TASK INSTRUCTIONS:
Filter this data down to the lines that hold "with", and copy them.

-- BEGIN --

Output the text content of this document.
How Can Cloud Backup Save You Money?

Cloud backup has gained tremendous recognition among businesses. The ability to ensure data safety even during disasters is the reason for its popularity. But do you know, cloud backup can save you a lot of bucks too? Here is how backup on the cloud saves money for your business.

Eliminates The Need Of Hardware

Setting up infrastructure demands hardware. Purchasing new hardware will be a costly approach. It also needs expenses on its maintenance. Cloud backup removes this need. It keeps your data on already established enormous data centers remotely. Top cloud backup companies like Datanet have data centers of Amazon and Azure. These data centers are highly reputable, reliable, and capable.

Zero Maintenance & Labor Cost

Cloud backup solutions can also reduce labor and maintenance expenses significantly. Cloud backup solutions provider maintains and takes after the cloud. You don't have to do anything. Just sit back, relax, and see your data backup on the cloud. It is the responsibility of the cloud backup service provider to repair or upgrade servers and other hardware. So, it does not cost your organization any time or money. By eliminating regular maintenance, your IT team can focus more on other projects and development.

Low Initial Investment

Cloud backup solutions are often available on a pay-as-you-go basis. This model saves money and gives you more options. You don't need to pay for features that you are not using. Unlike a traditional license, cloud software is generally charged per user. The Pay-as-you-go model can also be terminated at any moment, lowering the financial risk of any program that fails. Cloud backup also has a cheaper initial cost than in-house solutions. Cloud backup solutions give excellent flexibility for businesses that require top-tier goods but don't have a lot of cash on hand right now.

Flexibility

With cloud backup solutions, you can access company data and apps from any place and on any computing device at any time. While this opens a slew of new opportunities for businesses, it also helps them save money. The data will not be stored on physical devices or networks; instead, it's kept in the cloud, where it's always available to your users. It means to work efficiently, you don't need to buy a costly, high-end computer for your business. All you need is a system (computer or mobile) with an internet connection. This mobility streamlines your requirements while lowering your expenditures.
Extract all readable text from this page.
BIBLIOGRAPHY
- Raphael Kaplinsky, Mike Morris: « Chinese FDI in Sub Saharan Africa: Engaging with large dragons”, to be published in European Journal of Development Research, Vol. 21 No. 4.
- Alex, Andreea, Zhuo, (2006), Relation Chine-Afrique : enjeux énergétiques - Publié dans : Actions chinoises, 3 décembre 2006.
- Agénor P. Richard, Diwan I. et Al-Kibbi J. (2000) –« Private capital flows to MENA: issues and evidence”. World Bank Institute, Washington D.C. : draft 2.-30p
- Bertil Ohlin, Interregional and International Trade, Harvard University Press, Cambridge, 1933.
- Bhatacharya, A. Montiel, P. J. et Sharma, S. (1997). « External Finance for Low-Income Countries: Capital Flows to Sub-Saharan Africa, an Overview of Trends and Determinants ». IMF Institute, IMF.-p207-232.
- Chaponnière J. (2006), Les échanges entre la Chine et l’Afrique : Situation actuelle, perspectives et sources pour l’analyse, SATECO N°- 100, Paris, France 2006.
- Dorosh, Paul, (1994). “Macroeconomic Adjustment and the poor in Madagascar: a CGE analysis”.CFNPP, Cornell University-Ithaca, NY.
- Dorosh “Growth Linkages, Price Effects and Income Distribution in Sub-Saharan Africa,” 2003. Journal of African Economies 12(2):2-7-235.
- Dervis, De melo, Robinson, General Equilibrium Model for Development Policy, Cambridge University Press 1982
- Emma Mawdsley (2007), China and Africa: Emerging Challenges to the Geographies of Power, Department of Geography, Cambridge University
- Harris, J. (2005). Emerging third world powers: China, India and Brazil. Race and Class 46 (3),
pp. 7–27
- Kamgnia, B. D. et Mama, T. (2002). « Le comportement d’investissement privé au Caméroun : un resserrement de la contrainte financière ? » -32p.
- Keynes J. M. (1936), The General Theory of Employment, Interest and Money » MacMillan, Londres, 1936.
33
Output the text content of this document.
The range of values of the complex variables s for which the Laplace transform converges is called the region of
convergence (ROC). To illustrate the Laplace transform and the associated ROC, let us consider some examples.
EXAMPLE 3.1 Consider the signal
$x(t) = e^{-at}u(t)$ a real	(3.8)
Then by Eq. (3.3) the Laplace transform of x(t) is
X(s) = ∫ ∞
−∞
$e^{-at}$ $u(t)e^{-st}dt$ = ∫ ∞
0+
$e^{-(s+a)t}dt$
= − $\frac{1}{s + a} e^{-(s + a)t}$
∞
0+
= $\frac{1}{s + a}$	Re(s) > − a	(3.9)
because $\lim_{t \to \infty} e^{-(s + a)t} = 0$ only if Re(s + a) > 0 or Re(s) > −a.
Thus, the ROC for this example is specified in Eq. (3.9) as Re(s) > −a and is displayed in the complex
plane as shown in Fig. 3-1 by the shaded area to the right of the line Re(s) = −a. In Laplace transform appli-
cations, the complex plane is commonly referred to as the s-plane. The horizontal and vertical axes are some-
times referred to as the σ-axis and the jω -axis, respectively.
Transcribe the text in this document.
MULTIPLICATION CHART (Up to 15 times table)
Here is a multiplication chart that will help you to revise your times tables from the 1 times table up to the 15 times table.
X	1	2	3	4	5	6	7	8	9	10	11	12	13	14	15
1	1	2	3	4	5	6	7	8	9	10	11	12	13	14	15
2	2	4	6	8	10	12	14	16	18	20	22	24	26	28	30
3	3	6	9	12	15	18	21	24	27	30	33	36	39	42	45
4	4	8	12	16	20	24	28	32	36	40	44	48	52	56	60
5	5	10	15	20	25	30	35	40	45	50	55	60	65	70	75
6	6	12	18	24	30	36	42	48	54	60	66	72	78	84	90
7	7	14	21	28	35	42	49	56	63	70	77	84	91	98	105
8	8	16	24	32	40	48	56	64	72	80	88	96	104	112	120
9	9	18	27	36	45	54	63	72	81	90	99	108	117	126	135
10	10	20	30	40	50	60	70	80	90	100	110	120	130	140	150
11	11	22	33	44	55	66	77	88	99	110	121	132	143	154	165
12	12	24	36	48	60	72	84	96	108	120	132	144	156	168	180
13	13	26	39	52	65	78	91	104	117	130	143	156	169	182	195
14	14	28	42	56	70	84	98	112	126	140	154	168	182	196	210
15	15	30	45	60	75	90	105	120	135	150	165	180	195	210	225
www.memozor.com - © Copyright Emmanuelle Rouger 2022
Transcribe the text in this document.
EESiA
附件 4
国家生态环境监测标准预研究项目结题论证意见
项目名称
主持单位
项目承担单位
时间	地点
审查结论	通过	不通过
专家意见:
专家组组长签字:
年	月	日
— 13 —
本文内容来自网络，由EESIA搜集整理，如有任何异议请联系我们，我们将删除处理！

-- END --

OUTPUT OF THE TASK:
With cloud backup solutions, you can access company data and apps from any place and on any computing device at any time. While this opens a slew of new opportunities for businesses, it also helps them save money. The data will not be stored on physical devices or networks; instead, it's kept in the cloud, where it's always available to your users. It means to work efficiently, you don't need to buy a costly, high-end computer for your business. All you need is a system (computer or mobile) with an internet connection. This mobility streamlines your requirements while lowering your expenditures.
- Raphael Kaplinsky, Mike Morris: « Chinese FDI in Sub Saharan Africa: Engaging with large dragons”, to be published in European Journal of Development Research, Vol. 21 No. 4.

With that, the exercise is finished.